#### Written problem
Please reproduce every line of the records below, swapping "series-line" out for "plot-line" wherever it occurs and leaving everything else untouched.

#### Supplied records
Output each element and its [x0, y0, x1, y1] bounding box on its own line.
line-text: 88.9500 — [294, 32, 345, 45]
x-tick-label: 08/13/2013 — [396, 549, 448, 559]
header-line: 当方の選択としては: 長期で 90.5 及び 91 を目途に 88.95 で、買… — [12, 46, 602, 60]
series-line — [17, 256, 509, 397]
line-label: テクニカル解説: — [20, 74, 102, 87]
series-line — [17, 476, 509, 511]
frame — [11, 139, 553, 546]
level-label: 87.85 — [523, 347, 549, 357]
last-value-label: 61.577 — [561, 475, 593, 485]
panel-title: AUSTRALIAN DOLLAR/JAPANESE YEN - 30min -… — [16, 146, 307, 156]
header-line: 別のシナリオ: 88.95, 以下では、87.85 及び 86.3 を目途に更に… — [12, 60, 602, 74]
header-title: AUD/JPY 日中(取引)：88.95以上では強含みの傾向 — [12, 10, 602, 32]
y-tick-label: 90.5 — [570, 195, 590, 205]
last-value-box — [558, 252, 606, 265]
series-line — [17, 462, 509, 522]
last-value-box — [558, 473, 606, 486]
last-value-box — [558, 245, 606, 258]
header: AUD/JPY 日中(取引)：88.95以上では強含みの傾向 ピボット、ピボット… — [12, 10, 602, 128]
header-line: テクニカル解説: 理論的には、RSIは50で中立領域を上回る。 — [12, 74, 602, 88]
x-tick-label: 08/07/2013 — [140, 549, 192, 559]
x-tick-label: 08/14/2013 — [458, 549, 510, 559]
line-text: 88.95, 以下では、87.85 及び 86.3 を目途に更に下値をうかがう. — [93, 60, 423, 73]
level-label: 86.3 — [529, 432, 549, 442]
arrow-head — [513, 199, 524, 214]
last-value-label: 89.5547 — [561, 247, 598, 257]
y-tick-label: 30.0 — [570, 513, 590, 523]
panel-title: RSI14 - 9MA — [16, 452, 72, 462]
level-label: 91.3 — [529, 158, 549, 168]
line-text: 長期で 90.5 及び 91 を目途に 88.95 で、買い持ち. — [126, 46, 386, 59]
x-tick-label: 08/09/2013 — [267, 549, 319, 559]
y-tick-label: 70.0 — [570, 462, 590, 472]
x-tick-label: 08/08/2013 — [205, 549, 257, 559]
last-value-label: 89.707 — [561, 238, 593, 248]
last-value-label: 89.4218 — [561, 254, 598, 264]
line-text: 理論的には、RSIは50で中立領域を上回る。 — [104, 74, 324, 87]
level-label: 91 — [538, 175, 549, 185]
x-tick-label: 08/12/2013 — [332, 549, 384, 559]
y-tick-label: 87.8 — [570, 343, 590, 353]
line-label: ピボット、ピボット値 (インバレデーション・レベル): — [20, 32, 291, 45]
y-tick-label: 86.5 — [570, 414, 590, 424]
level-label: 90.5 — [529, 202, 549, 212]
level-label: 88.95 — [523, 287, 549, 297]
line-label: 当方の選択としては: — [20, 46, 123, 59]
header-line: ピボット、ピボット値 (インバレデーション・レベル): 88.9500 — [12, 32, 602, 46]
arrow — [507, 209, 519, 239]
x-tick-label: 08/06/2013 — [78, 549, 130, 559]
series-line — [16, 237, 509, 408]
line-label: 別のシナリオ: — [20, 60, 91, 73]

#### Answer
Output each element and its [x0, y0, x1, y1] bounding box on its own line.
line-text: 88.9500 — [294, 32, 345, 45]
x-tick-label: 08/13/2013 — [396, 549, 448, 559]
header-line: 当方の選択としては: 長期で 90.5 及び 91 を目途に 88.95 で、買… — [12, 46, 602, 60]
plot-line — [17, 256, 509, 397]
line-label: テクニカル解説: — [20, 74, 102, 87]
plot-line — [17, 476, 509, 511]
frame — [11, 139, 553, 546]
level-label: 87.85 — [523, 347, 549, 357]
last-value-label: 61.577 — [561, 475, 593, 485]
panel-title: AUSTRALIAN DOLLAR/JAPANESE YEN - 30min -… — [16, 146, 307, 156]
header-line: 別のシナリオ: 88.95, 以下では、87.85 及び 86.3 を目途に更に… — [12, 60, 602, 74]
header-title: AUD/JPY 日中(取引)：88.95以上では強含みの傾向 — [12, 10, 602, 32]
y-tick-label: 90.5 — [570, 195, 590, 205]
last-value-box — [558, 252, 606, 265]
plot-line — [17, 462, 509, 522]
last-value-box — [558, 473, 606, 486]
last-value-box — [558, 245, 606, 258]
header: AUD/JPY 日中(取引)：88.95以上では強含みの傾向 ピボット、ピボット… — [12, 10, 602, 128]
header-line: テクニカル解説: 理論的には、RSIは50で中立領域を上回る。 — [12, 74, 602, 88]
x-tick-label: 08/07/2013 — [140, 549, 192, 559]
x-tick-label: 08/14/2013 — [458, 549, 510, 559]
line-text: 88.95, 以下では、87.85 及び 86.3 を目途に更に下値をうかがう. — [93, 60, 423, 73]
level-label: 86.3 — [529, 432, 549, 442]
arrow-head — [513, 199, 524, 214]
last-value-label: 89.5547 — [561, 247, 598, 257]
y-tick-label: 30.0 — [570, 513, 590, 523]
panel-title: RSI14 - 9MA — [16, 452, 72, 462]
level-label: 91.3 — [529, 158, 549, 168]
line-text: 長期で 90.5 及び 91 を目途に 88.95 で、買い持ち. — [126, 46, 386, 59]
x-tick-label: 08/09/2013 — [267, 549, 319, 559]
y-tick-label: 70.0 — [570, 462, 590, 472]
x-tick-label: 08/08/2013 — [205, 549, 257, 559]
last-value-label: 89.707 — [561, 238, 593, 248]
last-value-label: 89.4218 — [561, 254, 598, 264]
line-text: 理論的には、RSIは50で中立領域を上回る。 — [104, 74, 324, 87]
level-label: 91 — [538, 175, 549, 185]
x-tick-label: 08/12/2013 — [332, 549, 384, 559]
y-tick-label: 87.8 — [570, 343, 590, 353]
line-label: ピボット、ピボット値 (インバレデーション・レベル): — [20, 32, 291, 45]
y-tick-label: 86.5 — [570, 414, 590, 424]
level-label: 90.5 — [529, 202, 549, 212]
level-label: 88.95 — [523, 287, 549, 297]
line-label: 当方の選択としては: — [20, 46, 123, 59]
header-line: ピボット、ピボット値 (インバレデーション・レベル): 88.9500 — [12, 32, 602, 46]
arrow — [507, 209, 519, 239]
x-tick-label: 08/06/2013 — [78, 549, 130, 559]
plot-line — [16, 237, 509, 408]
line-label: 別のシナリオ: — [20, 60, 91, 73]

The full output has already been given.